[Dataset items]
:::

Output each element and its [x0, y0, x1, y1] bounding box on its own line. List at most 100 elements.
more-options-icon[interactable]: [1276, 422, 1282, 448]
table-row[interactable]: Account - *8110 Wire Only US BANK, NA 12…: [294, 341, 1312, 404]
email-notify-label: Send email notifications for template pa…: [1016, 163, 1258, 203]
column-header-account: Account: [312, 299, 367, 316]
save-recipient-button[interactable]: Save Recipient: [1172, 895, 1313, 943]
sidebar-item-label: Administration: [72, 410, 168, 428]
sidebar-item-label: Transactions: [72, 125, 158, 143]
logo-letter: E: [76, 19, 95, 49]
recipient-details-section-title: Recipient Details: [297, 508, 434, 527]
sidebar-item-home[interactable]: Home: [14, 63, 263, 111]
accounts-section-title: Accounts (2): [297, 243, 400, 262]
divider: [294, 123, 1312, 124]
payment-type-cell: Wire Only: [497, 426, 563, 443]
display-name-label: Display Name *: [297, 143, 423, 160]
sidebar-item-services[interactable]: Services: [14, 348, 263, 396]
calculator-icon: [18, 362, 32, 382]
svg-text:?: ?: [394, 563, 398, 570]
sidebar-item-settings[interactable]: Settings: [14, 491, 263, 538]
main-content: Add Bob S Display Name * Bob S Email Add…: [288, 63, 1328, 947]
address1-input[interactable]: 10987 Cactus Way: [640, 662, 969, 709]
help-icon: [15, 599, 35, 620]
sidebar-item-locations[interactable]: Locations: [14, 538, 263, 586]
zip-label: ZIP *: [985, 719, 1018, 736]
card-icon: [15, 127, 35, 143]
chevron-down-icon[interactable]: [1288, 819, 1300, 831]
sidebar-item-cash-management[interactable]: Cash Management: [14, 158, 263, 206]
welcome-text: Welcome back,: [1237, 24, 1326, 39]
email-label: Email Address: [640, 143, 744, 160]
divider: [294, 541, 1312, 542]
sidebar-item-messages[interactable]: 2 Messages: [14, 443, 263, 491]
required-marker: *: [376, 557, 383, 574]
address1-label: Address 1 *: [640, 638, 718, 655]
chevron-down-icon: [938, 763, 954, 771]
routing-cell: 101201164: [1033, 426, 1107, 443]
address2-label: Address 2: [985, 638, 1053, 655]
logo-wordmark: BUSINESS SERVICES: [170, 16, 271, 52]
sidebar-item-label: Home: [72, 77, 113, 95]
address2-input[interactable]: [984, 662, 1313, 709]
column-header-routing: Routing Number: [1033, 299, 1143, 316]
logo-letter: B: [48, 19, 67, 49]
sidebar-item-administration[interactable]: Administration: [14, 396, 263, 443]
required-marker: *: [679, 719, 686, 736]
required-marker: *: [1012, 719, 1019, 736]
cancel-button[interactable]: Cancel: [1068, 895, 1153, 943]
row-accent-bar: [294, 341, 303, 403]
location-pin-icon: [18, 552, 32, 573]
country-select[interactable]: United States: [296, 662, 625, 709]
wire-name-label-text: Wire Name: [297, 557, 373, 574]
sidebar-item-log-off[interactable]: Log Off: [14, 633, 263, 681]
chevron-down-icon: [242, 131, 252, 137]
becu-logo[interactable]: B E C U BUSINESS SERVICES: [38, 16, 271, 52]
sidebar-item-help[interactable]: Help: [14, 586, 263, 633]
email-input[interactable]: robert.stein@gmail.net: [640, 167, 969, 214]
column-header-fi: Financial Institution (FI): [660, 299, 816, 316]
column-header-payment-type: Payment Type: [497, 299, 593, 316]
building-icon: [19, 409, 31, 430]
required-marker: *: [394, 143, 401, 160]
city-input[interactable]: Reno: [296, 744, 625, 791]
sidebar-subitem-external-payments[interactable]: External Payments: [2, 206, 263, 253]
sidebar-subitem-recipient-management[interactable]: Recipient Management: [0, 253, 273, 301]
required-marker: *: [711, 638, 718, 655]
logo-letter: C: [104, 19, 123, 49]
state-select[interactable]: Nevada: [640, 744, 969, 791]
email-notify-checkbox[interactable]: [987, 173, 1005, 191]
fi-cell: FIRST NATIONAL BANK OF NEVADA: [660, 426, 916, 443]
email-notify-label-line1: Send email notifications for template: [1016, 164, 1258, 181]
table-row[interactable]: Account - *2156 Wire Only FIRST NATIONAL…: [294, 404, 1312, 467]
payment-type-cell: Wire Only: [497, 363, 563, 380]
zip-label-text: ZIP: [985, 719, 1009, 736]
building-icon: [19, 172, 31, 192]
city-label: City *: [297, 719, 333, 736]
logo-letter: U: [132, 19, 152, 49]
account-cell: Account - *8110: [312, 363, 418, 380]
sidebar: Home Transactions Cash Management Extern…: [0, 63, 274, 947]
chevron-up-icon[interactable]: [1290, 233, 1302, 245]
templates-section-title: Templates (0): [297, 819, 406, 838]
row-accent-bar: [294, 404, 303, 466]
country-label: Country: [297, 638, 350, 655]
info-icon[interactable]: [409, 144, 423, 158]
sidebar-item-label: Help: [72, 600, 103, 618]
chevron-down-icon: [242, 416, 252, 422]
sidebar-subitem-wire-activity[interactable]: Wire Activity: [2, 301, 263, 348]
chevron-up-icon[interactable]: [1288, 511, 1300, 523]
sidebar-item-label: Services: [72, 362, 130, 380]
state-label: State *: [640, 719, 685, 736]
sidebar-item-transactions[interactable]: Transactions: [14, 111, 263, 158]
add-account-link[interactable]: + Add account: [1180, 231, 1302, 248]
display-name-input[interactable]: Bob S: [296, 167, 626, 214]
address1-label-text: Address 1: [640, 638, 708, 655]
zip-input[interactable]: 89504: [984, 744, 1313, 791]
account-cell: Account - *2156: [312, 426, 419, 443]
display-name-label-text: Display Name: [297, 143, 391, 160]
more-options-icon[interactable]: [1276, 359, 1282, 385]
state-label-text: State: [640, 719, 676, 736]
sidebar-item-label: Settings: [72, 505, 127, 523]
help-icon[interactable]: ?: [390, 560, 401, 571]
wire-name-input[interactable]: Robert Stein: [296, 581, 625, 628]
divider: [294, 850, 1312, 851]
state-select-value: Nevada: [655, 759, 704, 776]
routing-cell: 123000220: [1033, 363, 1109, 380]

:::

§ **The problem**: Render the material as a numbered list, from its first line through the line containing "main-content: Add Bob", omitting any blank lines.

§ **Exercise answer**:
1. Output each element and its [x0, y0, x1, y1] bounding box on its own line. List at most 100 elements.
2. more-options-icon[interactable]: [1276, 422, 1282, 448]
3. table-row[interactable]: Account - *8110 Wire Only US BANK, NA 12…: [294, 341, 1312, 404]
4. email-notify-label: Send email notifications for template pa…: [1016, 163, 1258, 203]
5. column-header-account: Account: [312, 299, 367, 316]
6. save-recipient-button[interactable]: Save Recipient: [1172, 895, 1313, 943]
7. sidebar-item-label: Administration: [72, 410, 168, 428]
8. sidebar-item-label: Transactions: [72, 125, 158, 143]
9. logo-letter: E: [76, 19, 95, 49]
10. recipient-details-section-title: Recipient Details: [297, 508, 434, 527]
11. sidebar-item-home[interactable]: Home: [14, 63, 263, 111]
12. accounts-section-title: Accounts (2): [297, 243, 400, 262]
13. divider: [294, 123, 1312, 124]
14. payment-type-cell: Wire Only: [497, 426, 563, 443]
15. display-name-label: Display Name *: [297, 143, 423, 160]
16. sidebar-item-services[interactable]: Services: [14, 348, 263, 396]
17. calculator-icon: [18, 362, 32, 382]
18. svg-text:?: ?: [394, 563, 398, 570]
19. sidebar-item-settings[interactable]: Settings: [14, 491, 263, 538]
20. main-content: Add Bob S Display Name * Bob S Email Add…: [288, 63, 1328, 947]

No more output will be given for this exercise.